## Segment de texte
--------------------------------------------------
Avant de pousser plus loin notre réflexion sur ce sujet, il est néanmoins important de rappeler plusieurs éléments qui conditionnent l’activité de ces associations.

Une propagande tous azimuts

Premièrement, les organismes pro-européens ne sont pas forcément nés une fois le projet de la Communauté européenne mis en place. Bien au contraire, ils l’ont pour beaucoup précédé, quand ils n’ont pas activement pris part à son élaboration.

Deuxièmement, ces groupements sont en rapport étroit avec les différentes instances européennes, soit parce qu’ils en sont dépendants (au niveau financier, logistique, etc.) soit parce qu’au contraire, ils exercent une pression et une influence sur les décisions de la Communauté (lobbies), ou encore, parce que leurs membres font également partie des institutions européennes, etc.

De plus, ces organisations peuvent également agir en faveur de l’intégration européenne à l’intérieur même des Etats, en influençant les milieux politiques et la société civile en général.

Enfin, il est indéniable que ces organisations adhèrent à l’idée d’unification de l’Europe concrétisée depuis la fin de la Seconde Guerre mondiale (ce qui n’empêche pas des désaccords quant aux moyens à mettre en place pour y parvenir). Elles utilisent pour cela les idées — c’est le cas des think-tanks, dont l’effet principal est de créer un climat intellectuel et politique favorable aux thèses qu’ils promeuvent — sans négliger l’action, que les groupes de pression savent bien organiser.

Exemple très concret, prenons ce que l’on appelle le génie génétique. Comme le rapportent Philippe Cohen et Emmanuel Lévy, " Dans le domaine si délicat du brevetage du vivant, c’est EuropaBio, en liaison avec le cabinet de relations publiques Burson-Marsteller, qui devient le bras armé de l’ERT [European Round Table, voir supra. M. P]. Après un premier échec, le cabinet va faire débouler au Parlement une kyrielle de handicapés sur leurs petites voitures — sur le thème : " nous voulons être soignés. " — pour emporter la décision ! Quelle que soit la validité de ces projets pour stimuler la croissance, force est de constater que l’Europe prend des décisions stratégiques et, en fin de compte, politiques, sous l’influence de groupes qui représentent des intérêts particuliers. " (6)

Les groupes de pression et de nombreuses associations peuvent ainsi, volontairement ou non, être grandement manipulés par des think-tanks, ou plus généralement par des représentants d’intérêts privés… De même, ces organisations participent toutes à la propagation des thèses appliquées par l’Union Européenne, soit ouvertement et largement, soit d’une façon plus discrète, dans leurs zones d’influence respectives. Pour tous ces motifs, il nous semble logique de considérer ces organismes comme des agents de communication au service de l’Union européenne (du moins des valeurs qu’elle revendique).

Les quelques exemples qui vont suivre illustrent à quel point la promotion de l’unification européenne est véhiculée dans tous les milieux, et dans tous les domaines, qu’ils soient idéologique, politique, économique ou culturel.

1/ L’Europe et la culture

Concernant le domaine de la culture, notre premier exemple sera celui du Centre Européen de la Culture (fondé par l’historien et fervent partisan du fédéralisme européen, Denis de Rougemont), plus particulièrement une série de fascicules publiés par ce dernier (7).
--------------------------------------------------
## Extrait de données
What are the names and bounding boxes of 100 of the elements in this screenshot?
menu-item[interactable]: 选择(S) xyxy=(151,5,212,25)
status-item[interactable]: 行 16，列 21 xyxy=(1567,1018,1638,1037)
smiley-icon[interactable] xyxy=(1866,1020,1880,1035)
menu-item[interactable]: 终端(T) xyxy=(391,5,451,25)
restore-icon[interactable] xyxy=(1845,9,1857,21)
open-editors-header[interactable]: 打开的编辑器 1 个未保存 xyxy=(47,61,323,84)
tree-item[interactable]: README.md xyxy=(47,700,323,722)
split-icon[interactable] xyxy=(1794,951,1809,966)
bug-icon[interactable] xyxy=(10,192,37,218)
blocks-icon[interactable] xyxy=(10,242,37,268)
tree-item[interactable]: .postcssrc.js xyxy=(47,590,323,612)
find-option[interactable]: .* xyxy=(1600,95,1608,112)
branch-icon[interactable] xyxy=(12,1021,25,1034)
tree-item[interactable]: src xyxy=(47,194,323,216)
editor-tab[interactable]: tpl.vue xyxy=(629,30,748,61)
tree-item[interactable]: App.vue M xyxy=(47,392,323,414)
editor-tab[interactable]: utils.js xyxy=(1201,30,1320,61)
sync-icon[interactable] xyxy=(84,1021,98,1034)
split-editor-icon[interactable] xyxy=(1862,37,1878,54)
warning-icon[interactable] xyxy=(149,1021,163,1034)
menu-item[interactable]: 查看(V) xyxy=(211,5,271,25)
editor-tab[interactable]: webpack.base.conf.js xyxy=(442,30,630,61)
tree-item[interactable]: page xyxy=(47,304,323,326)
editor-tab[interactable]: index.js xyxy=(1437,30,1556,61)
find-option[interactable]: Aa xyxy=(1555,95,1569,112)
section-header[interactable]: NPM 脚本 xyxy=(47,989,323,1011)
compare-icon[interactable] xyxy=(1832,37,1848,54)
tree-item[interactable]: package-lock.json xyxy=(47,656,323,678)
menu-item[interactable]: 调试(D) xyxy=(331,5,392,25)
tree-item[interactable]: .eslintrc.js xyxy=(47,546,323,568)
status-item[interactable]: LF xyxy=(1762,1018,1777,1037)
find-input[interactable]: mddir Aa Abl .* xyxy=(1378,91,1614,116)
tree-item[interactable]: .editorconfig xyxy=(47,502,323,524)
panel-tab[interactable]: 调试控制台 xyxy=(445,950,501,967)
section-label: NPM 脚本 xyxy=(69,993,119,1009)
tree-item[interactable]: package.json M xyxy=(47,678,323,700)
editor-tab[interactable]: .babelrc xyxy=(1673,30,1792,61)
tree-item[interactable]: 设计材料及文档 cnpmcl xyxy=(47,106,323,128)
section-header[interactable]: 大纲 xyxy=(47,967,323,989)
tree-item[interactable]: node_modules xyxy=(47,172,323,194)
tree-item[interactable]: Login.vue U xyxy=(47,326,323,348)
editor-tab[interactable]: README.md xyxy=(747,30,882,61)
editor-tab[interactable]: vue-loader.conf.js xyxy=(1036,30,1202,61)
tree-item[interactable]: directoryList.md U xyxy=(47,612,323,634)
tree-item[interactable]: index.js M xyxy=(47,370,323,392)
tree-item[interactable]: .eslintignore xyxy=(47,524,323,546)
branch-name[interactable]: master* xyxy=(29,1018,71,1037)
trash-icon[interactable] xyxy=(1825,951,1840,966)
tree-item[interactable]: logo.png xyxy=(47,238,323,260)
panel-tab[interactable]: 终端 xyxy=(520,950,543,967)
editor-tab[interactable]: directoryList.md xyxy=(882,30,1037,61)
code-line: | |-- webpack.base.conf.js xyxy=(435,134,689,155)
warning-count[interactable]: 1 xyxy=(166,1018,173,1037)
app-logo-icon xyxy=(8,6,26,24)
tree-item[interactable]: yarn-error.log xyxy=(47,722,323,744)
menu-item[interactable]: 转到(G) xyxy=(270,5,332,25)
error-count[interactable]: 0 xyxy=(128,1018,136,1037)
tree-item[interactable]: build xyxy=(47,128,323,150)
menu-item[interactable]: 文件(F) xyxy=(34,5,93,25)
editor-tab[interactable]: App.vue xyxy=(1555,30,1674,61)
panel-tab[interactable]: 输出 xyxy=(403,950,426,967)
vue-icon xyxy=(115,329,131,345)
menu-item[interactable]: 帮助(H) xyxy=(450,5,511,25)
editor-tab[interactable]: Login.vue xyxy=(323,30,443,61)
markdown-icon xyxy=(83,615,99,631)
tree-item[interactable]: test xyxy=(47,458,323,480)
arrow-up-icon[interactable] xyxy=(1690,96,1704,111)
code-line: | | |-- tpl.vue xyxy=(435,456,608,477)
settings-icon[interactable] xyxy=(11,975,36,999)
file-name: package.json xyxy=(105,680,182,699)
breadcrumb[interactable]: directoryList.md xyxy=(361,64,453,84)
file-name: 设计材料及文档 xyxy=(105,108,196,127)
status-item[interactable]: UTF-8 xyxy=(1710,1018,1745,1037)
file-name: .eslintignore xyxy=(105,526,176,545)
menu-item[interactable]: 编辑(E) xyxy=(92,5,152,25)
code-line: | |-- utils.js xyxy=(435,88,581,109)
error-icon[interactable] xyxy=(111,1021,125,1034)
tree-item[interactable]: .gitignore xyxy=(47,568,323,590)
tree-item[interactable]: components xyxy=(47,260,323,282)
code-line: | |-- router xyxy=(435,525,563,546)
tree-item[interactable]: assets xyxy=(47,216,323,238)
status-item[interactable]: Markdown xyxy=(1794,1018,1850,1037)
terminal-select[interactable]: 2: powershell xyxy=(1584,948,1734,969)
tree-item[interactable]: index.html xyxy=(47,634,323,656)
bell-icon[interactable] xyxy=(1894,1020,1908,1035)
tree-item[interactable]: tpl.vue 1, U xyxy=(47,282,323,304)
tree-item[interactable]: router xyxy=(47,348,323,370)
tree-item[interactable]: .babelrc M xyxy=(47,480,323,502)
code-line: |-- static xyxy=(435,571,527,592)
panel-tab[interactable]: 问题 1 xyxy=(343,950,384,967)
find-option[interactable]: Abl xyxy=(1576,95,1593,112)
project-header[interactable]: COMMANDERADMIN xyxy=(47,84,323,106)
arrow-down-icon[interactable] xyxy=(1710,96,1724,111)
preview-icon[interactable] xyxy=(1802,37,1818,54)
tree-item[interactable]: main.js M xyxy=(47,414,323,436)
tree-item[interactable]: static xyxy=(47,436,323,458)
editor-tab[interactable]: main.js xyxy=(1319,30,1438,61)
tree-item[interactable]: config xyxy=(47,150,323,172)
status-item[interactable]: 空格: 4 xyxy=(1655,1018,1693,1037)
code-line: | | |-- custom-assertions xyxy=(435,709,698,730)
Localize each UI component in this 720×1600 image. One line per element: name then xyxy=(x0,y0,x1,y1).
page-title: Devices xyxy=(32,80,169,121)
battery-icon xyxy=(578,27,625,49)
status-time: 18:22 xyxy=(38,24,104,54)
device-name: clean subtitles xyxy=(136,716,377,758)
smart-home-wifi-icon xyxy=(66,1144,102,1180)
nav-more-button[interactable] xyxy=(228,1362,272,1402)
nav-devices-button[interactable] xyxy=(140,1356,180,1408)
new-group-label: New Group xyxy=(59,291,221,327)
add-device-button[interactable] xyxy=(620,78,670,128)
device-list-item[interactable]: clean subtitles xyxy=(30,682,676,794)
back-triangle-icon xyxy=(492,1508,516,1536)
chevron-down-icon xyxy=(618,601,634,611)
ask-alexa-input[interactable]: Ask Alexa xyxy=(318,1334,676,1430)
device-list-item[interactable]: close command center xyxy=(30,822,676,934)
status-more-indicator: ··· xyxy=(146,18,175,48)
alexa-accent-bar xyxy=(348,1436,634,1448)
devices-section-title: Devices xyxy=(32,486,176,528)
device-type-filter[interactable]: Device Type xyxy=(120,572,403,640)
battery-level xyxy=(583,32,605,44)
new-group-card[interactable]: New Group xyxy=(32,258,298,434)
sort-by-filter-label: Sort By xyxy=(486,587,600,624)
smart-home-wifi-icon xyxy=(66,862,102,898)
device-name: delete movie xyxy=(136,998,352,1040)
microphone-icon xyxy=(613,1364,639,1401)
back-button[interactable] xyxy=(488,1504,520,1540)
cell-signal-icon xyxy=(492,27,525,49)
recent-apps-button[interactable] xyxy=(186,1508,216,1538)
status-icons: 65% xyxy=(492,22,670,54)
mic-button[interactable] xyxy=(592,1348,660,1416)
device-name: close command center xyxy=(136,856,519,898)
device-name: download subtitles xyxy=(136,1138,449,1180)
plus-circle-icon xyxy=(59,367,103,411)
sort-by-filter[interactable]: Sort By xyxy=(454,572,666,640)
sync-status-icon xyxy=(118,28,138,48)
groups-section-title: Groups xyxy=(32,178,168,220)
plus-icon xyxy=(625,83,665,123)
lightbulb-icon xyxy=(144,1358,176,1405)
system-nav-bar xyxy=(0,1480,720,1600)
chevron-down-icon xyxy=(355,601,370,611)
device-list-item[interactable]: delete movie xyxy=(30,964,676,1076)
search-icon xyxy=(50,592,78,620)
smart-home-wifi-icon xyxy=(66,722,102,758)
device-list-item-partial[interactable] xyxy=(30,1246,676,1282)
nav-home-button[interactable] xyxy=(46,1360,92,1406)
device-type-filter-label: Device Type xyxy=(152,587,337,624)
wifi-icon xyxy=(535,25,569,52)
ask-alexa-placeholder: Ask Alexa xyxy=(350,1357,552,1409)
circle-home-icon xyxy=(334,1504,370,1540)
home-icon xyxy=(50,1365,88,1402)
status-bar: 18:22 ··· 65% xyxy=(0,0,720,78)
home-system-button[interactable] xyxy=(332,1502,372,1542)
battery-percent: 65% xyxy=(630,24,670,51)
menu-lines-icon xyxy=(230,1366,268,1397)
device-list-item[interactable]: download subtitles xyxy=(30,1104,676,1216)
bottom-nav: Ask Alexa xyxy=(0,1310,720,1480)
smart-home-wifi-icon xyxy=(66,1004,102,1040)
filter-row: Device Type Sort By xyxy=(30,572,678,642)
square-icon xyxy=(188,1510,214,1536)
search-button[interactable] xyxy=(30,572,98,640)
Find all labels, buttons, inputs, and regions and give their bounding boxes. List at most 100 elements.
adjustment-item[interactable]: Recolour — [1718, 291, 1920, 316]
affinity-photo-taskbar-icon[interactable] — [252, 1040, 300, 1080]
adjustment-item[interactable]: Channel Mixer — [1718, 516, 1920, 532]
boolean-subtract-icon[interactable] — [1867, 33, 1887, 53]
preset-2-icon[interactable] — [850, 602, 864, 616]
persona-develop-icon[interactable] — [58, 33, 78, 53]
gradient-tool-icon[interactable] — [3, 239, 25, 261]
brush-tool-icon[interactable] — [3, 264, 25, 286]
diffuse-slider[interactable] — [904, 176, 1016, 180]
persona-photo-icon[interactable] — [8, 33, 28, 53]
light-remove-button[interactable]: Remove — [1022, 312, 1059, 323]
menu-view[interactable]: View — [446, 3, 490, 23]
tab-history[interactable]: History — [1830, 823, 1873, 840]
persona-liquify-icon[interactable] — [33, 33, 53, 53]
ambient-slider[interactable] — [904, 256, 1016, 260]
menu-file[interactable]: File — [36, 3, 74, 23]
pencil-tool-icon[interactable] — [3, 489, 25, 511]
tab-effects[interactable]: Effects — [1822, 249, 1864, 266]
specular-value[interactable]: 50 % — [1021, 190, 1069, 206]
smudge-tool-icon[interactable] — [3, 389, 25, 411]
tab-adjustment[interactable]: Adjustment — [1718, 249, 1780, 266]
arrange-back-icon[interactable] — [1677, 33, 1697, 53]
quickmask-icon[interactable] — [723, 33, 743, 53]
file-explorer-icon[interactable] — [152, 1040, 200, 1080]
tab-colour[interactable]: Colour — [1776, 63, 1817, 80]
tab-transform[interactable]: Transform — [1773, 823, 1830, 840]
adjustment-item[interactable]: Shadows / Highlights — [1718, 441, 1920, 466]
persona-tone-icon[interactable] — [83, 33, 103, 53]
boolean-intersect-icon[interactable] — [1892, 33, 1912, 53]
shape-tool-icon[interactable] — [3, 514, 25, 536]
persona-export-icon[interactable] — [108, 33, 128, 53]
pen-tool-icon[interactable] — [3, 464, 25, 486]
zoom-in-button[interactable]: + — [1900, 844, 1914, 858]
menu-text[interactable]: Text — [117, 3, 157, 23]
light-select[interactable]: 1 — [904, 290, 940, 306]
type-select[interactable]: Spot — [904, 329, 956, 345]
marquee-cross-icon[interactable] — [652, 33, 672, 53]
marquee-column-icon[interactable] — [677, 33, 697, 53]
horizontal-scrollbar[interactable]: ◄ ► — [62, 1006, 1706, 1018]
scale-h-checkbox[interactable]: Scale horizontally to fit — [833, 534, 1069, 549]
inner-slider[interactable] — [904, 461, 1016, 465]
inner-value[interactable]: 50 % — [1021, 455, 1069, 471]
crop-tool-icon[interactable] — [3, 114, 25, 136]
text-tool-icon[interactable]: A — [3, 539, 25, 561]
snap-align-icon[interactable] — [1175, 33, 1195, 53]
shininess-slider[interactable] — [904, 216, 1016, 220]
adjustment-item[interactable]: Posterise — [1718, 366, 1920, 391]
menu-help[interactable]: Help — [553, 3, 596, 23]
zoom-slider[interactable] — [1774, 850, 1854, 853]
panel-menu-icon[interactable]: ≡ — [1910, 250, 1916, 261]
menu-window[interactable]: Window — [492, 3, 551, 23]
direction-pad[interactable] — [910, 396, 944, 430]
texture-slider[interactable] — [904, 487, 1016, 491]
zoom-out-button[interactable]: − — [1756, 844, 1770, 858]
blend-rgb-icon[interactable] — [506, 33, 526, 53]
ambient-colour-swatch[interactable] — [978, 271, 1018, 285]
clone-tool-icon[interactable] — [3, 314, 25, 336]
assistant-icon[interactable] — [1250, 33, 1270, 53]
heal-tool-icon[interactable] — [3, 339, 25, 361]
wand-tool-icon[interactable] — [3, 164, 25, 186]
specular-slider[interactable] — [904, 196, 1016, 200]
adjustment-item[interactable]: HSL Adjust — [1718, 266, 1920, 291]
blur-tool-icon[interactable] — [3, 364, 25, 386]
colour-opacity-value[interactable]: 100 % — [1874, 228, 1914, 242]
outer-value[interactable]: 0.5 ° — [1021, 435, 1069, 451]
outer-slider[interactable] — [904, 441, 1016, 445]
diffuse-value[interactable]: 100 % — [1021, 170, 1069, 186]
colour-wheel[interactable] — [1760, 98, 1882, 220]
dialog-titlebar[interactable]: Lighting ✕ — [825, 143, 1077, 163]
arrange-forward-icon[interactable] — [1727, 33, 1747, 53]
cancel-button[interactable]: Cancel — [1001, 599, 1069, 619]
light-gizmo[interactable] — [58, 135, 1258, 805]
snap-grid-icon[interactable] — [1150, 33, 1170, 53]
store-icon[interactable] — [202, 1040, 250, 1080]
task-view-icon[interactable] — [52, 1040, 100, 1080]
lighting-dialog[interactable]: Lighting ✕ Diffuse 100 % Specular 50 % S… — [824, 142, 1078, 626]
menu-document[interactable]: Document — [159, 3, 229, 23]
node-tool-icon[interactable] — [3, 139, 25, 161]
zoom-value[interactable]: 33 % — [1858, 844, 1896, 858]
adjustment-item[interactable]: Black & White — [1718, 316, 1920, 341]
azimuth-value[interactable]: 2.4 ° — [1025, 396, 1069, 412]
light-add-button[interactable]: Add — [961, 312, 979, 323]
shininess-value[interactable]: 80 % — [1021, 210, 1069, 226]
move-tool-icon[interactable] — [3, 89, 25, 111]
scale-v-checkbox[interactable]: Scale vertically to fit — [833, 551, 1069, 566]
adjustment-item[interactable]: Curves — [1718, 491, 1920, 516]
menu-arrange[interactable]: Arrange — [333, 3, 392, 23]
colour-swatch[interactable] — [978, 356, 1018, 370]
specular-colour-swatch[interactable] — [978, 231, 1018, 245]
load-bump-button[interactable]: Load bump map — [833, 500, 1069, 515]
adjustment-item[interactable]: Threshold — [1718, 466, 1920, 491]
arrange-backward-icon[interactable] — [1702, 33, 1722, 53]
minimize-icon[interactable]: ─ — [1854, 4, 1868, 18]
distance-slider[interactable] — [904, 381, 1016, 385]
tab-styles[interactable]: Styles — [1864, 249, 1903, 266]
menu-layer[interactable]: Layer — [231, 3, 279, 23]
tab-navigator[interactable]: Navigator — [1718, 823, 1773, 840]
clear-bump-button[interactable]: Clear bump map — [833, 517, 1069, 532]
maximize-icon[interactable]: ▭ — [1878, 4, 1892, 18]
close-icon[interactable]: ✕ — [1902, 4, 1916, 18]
--------------------------------------------------
## Consignes écrites
1. D'après le texte sur les associations pro-européennes, pour quelles raisons ces groupements entretiennent-ils un rapport étroit avec les instances européennes ? Répondez en une à trois phrases.
2. Reprenez le texte sur les associations pro-européennes à partir de sa dernière phrase et rédigez-en la suite.

## Résultats par consigne
1. Ces groupements sont en rapport étroit avec les instances européennes parce qu'ils en dépendent, notamment sur les plans financier et logistique, ou parce qu'à l'inverse ils exercent, en tant que lobbies, une pression et une influence sur les décisions de la Communauté. Une autre raison est que leurs membres font également partie des institutions européennes.

2.
Prosélytisme, histoire et réalité

Dans le premier livret, intitulé l’Union Européenne, on retrouve clairement les arguments qui ont nourri la pensée contemporaine sur l’Europe.

L’introduction et le quatrième de couverture sont particulièrement représentatifs de l’état d’esprit de ses auteurs, et du prosélytisme en faveur de la construction européenne auquel ils prennent part. En voici quelques extraits : " La volonté de ne pas rester enfermés dans les cadres nationaux, de penser européen, de collaborer avec les autres et d’envisager une organisation et des pouvoirs de décision au-dessus des Etats, reste l’idée maîtresse de cette union progressive des Européens. Il faut cependant surmonter bien des craintes, modifier des habitudes, abandonner certaines prérogatives " (introduction, page 7).

De plus, en quatrième de couverture, se trouve réaffirmée l’idée fondamentale des " pères de l’Europe " de l’après-guerre, à savoir qu’une reconstruction de l’Europe se faisant sur une base de souverainetés nationales ne pourra mener qu’à un nouveau conflit : " L’Europe voulut un jour échapper à un destin qui semblait la vouer à des guerres récurrentes ".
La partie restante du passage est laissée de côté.